## [Data to use]

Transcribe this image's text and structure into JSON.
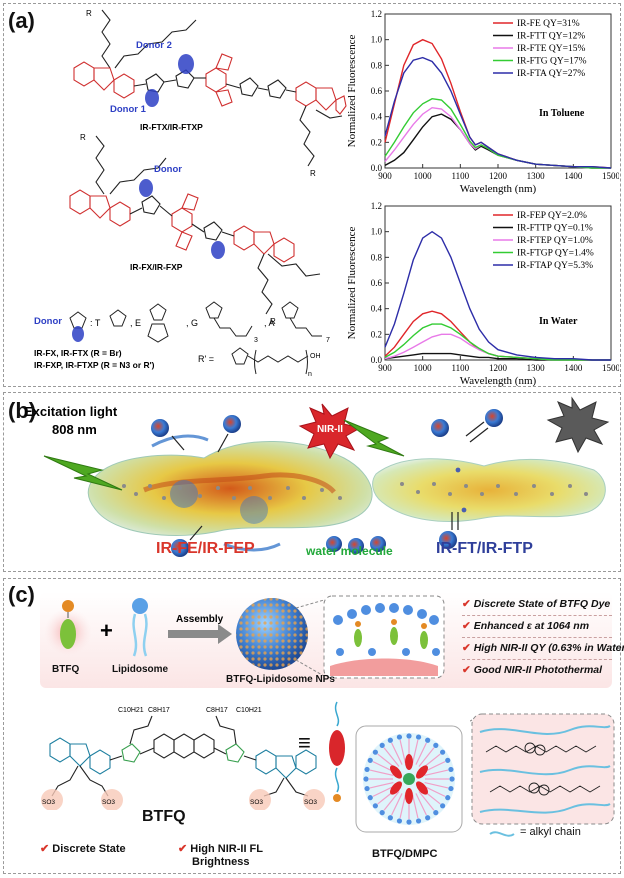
{
  "panel_a": {
    "label": "(a)",
    "struct1": {
      "donor2": "Donor 2",
      "donor1": "Donor 1",
      "name": "IR-FTX/IR-FTXP",
      "r_top": "R",
      "r_bottom": "R"
    },
    "struct2": {
      "donor": "Donor",
      "name": "IR-FX/IR-FXP",
      "r_top": "R",
      "r_bottom": "R"
    },
    "donor_legend": {
      "donor": "Donor",
      "t": ": T",
      "e": ", E",
      "g": ", G",
      "a": ", A",
      "sub3": "3",
      "sub7": "7"
    },
    "notes": {
      "line1": "IR-FX, IR-FTX (R = Br)",
      "line2": "IR-FXP, IR-FTXP (R = N3 or R')",
      "rprime": "R' =",
      "n": "n",
      "oh": "OH"
    }
  },
  "chart_data": [
    {
      "type": "line",
      "xlabel": "Wavelength (nm)",
      "ylabel": "Normalized  Fluorescence",
      "xlim": [
        900,
        1500
      ],
      "ylim": [
        0,
        1.2
      ],
      "xticks": [
        900,
        1000,
        1100,
        1200,
        1300,
        1400,
        1500
      ],
      "yticks": [
        "0.0",
        "0.2",
        "0.4",
        "0.6",
        "0.8",
        "1.0",
        "1.2"
      ],
      "annotation": "In Toluene",
      "legend_position": "top-right",
      "x": [
        900,
        925,
        950,
        975,
        1000,
        1025,
        1050,
        1075,
        1100,
        1125,
        1140,
        1155,
        1175,
        1200,
        1250,
        1300,
        1350,
        1400,
        1450,
        1500
      ],
      "series": [
        {
          "name": "IR-FE  QY=31%",
          "color": "#e0262a",
          "values": [
            0.2,
            0.5,
            0.8,
            0.96,
            1.0,
            0.97,
            0.85,
            0.66,
            0.44,
            0.24,
            0.18,
            0.2,
            0.16,
            0.11,
            0.06,
            0.03,
            0.02,
            0.01,
            0.01,
            0.0
          ]
        },
        {
          "name": "IR-FTT  QY=12%",
          "color": "#111111",
          "values": [
            0.02,
            0.06,
            0.12,
            0.22,
            0.32,
            0.4,
            0.42,
            0.38,
            0.3,
            0.19,
            0.14,
            0.17,
            0.14,
            0.1,
            0.06,
            0.03,
            0.02,
            0.01,
            0.0,
            0.0
          ]
        },
        {
          "name": "IR-FTE  QY=15%",
          "color": "#e87ae8",
          "values": [
            0.05,
            0.14,
            0.24,
            0.34,
            0.42,
            0.47,
            0.46,
            0.4,
            0.3,
            0.19,
            0.15,
            0.18,
            0.15,
            0.1,
            0.06,
            0.03,
            0.02,
            0.01,
            0.0,
            0.0
          ]
        },
        {
          "name": "IR-FTG  QY=17%",
          "color": "#33cc33",
          "values": [
            0.09,
            0.2,
            0.32,
            0.43,
            0.5,
            0.54,
            0.53,
            0.46,
            0.34,
            0.21,
            0.16,
            0.18,
            0.15,
            0.1,
            0.06,
            0.03,
            0.02,
            0.01,
            0.0,
            0.0
          ]
        },
        {
          "name": "IR-FTA  QY=27%",
          "color": "#2d2da8",
          "values": [
            0.25,
            0.52,
            0.74,
            0.84,
            0.86,
            0.83,
            0.74,
            0.6,
            0.42,
            0.24,
            0.18,
            0.2,
            0.16,
            0.11,
            0.06,
            0.03,
            0.02,
            0.01,
            0.01,
            0.0
          ]
        }
      ]
    },
    {
      "type": "line",
      "xlabel": "Wavelength (nm)",
      "ylabel": "Normalized  Fluorescence",
      "xlim": [
        900,
        1500
      ],
      "ylim": [
        0,
        1.2
      ],
      "xticks": [
        900,
        1000,
        1100,
        1200,
        1300,
        1400,
        1500
      ],
      "yticks": [
        "0.0",
        "0.2",
        "0.4",
        "0.6",
        "0.8",
        "1.0",
        "1.2"
      ],
      "annotation": "In Water",
      "legend_position": "top-right",
      "x": [
        900,
        925,
        950,
        975,
        1000,
        1025,
        1050,
        1075,
        1100,
        1125,
        1150,
        1175,
        1200,
        1250,
        1300,
        1350,
        1400,
        1450,
        1500
      ],
      "series": [
        {
          "name": "IR-FEP  QY=2.0%",
          "color": "#e0262a",
          "values": [
            0.03,
            0.1,
            0.2,
            0.3,
            0.36,
            0.38,
            0.36,
            0.3,
            0.22,
            0.14,
            0.08,
            0.05,
            0.03,
            0.02,
            0.01,
            0.01,
            0.0,
            0.0,
            0.0
          ]
        },
        {
          "name": "IR-FTTP  QY=0.1%",
          "color": "#111111",
          "values": [
            0.01,
            0.02,
            0.03,
            0.04,
            0.05,
            0.05,
            0.05,
            0.05,
            0.04,
            0.03,
            0.02,
            0.02,
            0.01,
            0.01,
            0.0,
            0.0,
            0.0,
            0.0,
            0.0
          ]
        },
        {
          "name": "IR-FTEP  QY=1.0%",
          "color": "#e87ae8",
          "values": [
            0.01,
            0.03,
            0.06,
            0.1,
            0.14,
            0.18,
            0.2,
            0.2,
            0.17,
            0.12,
            0.08,
            0.05,
            0.03,
            0.02,
            0.01,
            0.0,
            0.0,
            0.0,
            0.0
          ]
        },
        {
          "name": "IR-FTGP  QY=1.4%",
          "color": "#33cc33",
          "values": [
            0.02,
            0.06,
            0.12,
            0.19,
            0.25,
            0.28,
            0.28,
            0.25,
            0.2,
            0.14,
            0.09,
            0.05,
            0.03,
            0.02,
            0.01,
            0.0,
            0.0,
            0.0,
            0.0
          ]
        },
        {
          "name": "IR-FTAP  QY=5.3%",
          "color": "#2d2da8",
          "values": [
            0.1,
            0.28,
            0.52,
            0.78,
            0.95,
            1.0,
            0.95,
            0.8,
            0.6,
            0.4,
            0.24,
            0.14,
            0.08,
            0.04,
            0.02,
            0.01,
            0.01,
            0.0,
            0.0
          ]
        }
      ]
    }
  ],
  "panel_b": {
    "label": "(b)",
    "excitation": "Excitation light",
    "wavelength": "808 nm",
    "nir_burst": "NIR-II",
    "left_name": "IR-FE/IR-FEP",
    "water": "water molecule",
    "right_name": "IR-FT/IR-FTP",
    "colors": {
      "left_name": "#d9362b",
      "water": "#22a83a",
      "right_name": "#2f3f9a"
    }
  },
  "panel_c": {
    "label": "(c)",
    "btfq_label": "BTFQ",
    "lipidosome_label": "Lipidosome",
    "plus": "+",
    "assembly": "Assembly",
    "nps_label": "BTFQ-Lipidosome NPs",
    "checks": [
      "Discrete State of BTFQ Dye",
      "Enhanced ε at 1064 nm",
      "High NIR-II QY (0.63% in Water)",
      "Good NIR-II Photothermal"
    ],
    "chain1": "C10H21",
    "chain2": "C8H17",
    "chain3": "C8H17",
    "chain4": "C10H21",
    "so3": "SO3",
    "equiv": "≡",
    "btfq_big": "BTFQ",
    "bottom_checks": [
      "Discrete State",
      "High NIR-II FL",
      "Brightness"
    ],
    "dmpc_label": "BTFQ/DMPC",
    "alkyl_legend": "= alkyl chain",
    "check_color": "#d9362b"
  }
}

## [Written problem]
Copy the records above exactly, omitting every picture.

## [Response below]
Transcribe this image's text and structure into JSON.
{
  "panel_a": {
    "label": "(a)",
    "struct1": {
      "donor2": "Donor 2",
      "donor1": "Donor 1",
      "name": "IR-FTX/IR-FTXP",
      "r_top": "R",
      "r_bottom": "R"
    },
    "struct2": {
      "donor": "Donor",
      "name": "IR-FX/IR-FXP",
      "r_top": "R",
      "r_bottom": "R"
    },
    "donor_legend": {
      "donor": "Donor",
      "t": ": T",
      "e": ", E",
      "g": ", G",
      "a": ", A",
      "sub3": "3",
      "sub7": "7"
    },
    "notes": {
      "line1": "IR-FX, IR-FTX (R = Br)",
      "line2": "IR-FXP, IR-FTXP (R = N3 or R')",
      "rprime": "R' =",
      "n": "n",
      "oh": "OH"
    }
  },
  "chart_data": [
    {
      "type": "line",
      "xlabel": "Wavelength (nm)",
      "ylabel": "Normalized  Fluorescence",
      "xlim": [
        900,
        1500
      ],
      "ylim": [
        0,
        1.2
      ],
      "xticks": [
        900,
        1000,
        1100,
        1200,
        1300,
        1400,
        1500
      ],
      "yticks": [
        "0.0",
        "0.2",
        "0.4",
        "0.6",
        "0.8",
        "1.0",
        "1.2"
      ],
      "annotation": "In Toluene",
      "legend_position": "top-right",
      "x": [
        900,
        925,
        950,
        975,
        1000,
        1025,
        1050,
        1075,
        1100,
        1125,
        1140,
        1155,
        1175,
        1200,
        1250,
        1300,
        1350,
        1400,
        1450,
        1500
      ],
      "series": [
        {
          "name": "IR-FE  QY=31%",
          "color": "#e0262a",
          "values": [
            0.2,
            0.5,
            0.8,
            0.96,
            1.0,
            0.97,
            0.85,
            0.66,
            0.44,
            0.24,
            0.18,
            0.2,
            0.16,
            0.11,
            0.06,
            0.03,
            0.02,
            0.01,
            0.01,
            0.0
          ]
        },
        {
          "name": "IR-FTT  QY=12%",
          "color": "#111111",
          "values": [
            0.02,
            0.06,
            0.12,
            0.22,
            0.32,
            0.4,
            0.42,
            0.38,
            0.3,
            0.19,
            0.14,
            0.17,
            0.14,
            0.1,
            0.06,
            0.03,
            0.02,
            0.01,
            0.0,
            0.0
          ]
        },
        {
          "name": "IR-FTE  QY=15%",
          "color": "#e87ae8",
          "values": [
            0.05,
            0.14,
            0.24,
            0.34,
            0.42,
            0.47,
            0.46,
            0.4,
            0.3,
            0.19,
            0.15,
            0.18,
            0.15,
            0.1,
            0.06,
            0.03,
            0.02,
            0.01,
            0.0,
            0.0
          ]
        },
        {
          "name": "IR-FTG  QY=17%",
          "color": "#33cc33",
          "values": [
            0.09,
            0.2,
            0.32,
            0.43,
            0.5,
            0.54,
            0.53,
            0.46,
            0.34,
            0.21,
            0.16,
            0.18,
            0.15,
            0.1,
            0.06,
            0.03,
            0.02,
            0.01,
            0.0,
            0.0
          ]
        },
        {
          "name": "IR-FTA  QY=27%",
          "color": "#2d2da8",
          "values": [
            0.25,
            0.52,
            0.74,
            0.84,
            0.86,
            0.83,
            0.74,
            0.6,
            0.42,
            0.24,
            0.18,
            0.2,
            0.16,
            0.11,
            0.06,
            0.03,
            0.02,
            0.01,
            0.01,
            0.0
          ]
        }
      ]
    },
    {
      "type": "line",
      "xlabel": "Wavelength (nm)",
      "ylabel": "Normalized  Fluorescence",
      "xlim": [
        900,
        1500
      ],
      "ylim": [
        0,
        1.2
      ],
      "xticks": [
        900,
        1000,
        1100,
        1200,
        1300,
        1400,
        1500
      ],
      "yticks": [
        "0.0",
        "0.2",
        "0.4",
        "0.6",
        "0.8",
        "1.0",
        "1.2"
      ],
      "annotation": "In Water",
      "legend_position": "top-right",
      "x": [
        900,
        925,
        950,
        975,
        1000,
        1025,
        1050,
        1075,
        1100,
        1125,
        1150,
        1175,
        1200,
        1250,
        1300,
        1350,
        1400,
        1450,
        1500
      ],
      "series": [
        {
          "name": "IR-FEP  QY=2.0%",
          "color": "#e0262a",
          "values": [
            0.03,
            0.1,
            0.2,
            0.3,
            0.36,
            0.38,
            0.36,
            0.3,
            0.22,
            0.14,
            0.08,
            0.05,
            0.03,
            0.02,
            0.01,
            0.01,
            0.0,
            0.0,
            0.0
          ]
        },
        {
          "name": "IR-FTTP  QY=0.1%",
          "color": "#111111",
          "values": [
            0.01,
            0.02,
            0.03,
            0.04,
            0.05,
            0.05,
            0.05,
            0.05,
            0.04,
            0.03,
            0.02,
            0.02,
            0.01,
            0.01,
            0.0,
            0.0,
            0.0,
            0.0,
            0.0
          ]
        },
        {
          "name": "IR-FTEP  QY=1.0%",
          "color": "#e87ae8",
          "values": [
            0.01,
            0.03,
            0.06,
            0.1,
            0.14,
            0.18,
            0.2,
            0.2,
            0.17,
            0.12,
            0.08,
            0.05,
            0.03,
            0.02,
            0.01,
            0.0,
            0.0,
            0.0,
            0.0
          ]
        },
        {
          "name": "IR-FTGP  QY=1.4%",
          "color": "#33cc33",
          "values": [
            0.02,
            0.06,
            0.12,
            0.19,
            0.25,
            0.28,
            0.28,
            0.25,
            0.2,
            0.14,
            0.09,
            0.05,
            0.03,
            0.02,
            0.01,
            0.0,
            0.0,
            0.0,
            0.0
          ]
        },
        {
          "name": "IR-FTAP  QY=5.3%",
          "color": "#2d2da8",
          "values": [
            0.1,
            0.28,
            0.52,
            0.78,
            0.95,
            1.0,
            0.95,
            0.8,
            0.6,
            0.4,
            0.24,
            0.14,
            0.08,
            0.04,
            0.02,
            0.01,
            0.01,
            0.0,
            0.0
          ]
        }
      ]
    }
  ],
  "panel_b": {
    "label": "(b)",
    "excitation": "Excitation light",
    "wavelength": "808 nm",
    "nir_burst": "NIR-II",
    "left_name": "IR-FE/IR-FEP",
    "water": "water molecule",
    "right_name": "IR-FT/IR-FTP",
    "colors": {
      "left_name": "#d9362b",
      "water": "#22a83a",
      "right_name": "#2f3f9a"
    }
  },
  "panel_c": {
    "label": "(c)",
    "btfq_label": "BTFQ",
    "lipidosome_label": "Lipidosome",
    "plus": "+",
    "assembly": "Assembly",
    "nps_label": "BTFQ-Lipidosome NPs",
    "checks": [
      "Discrete State of BTFQ Dye",
      "Enhanced ε at 1064 nm",
      "High NIR-II QY (0.63% in Water)",
      "Good NIR-II Photothermal"
    ],
    "chain1": "C10H21",
    "chain2": "C8H17",
    "chain3": "C8H17",
    "chain4": "C10H21",
    "so3": "SO3",
    "equiv": "≡",
    "btfq_big": "BTFQ",
    "bottom_checks": [
      "Discrete State",
      "High NIR-II FL",
      "Brightness"
    ],
    "dmpc_label": "BTFQ/DMPC",
    "alkyl_legend": "= alkyl chain",
    "check_color": "#d9362b"
  }
}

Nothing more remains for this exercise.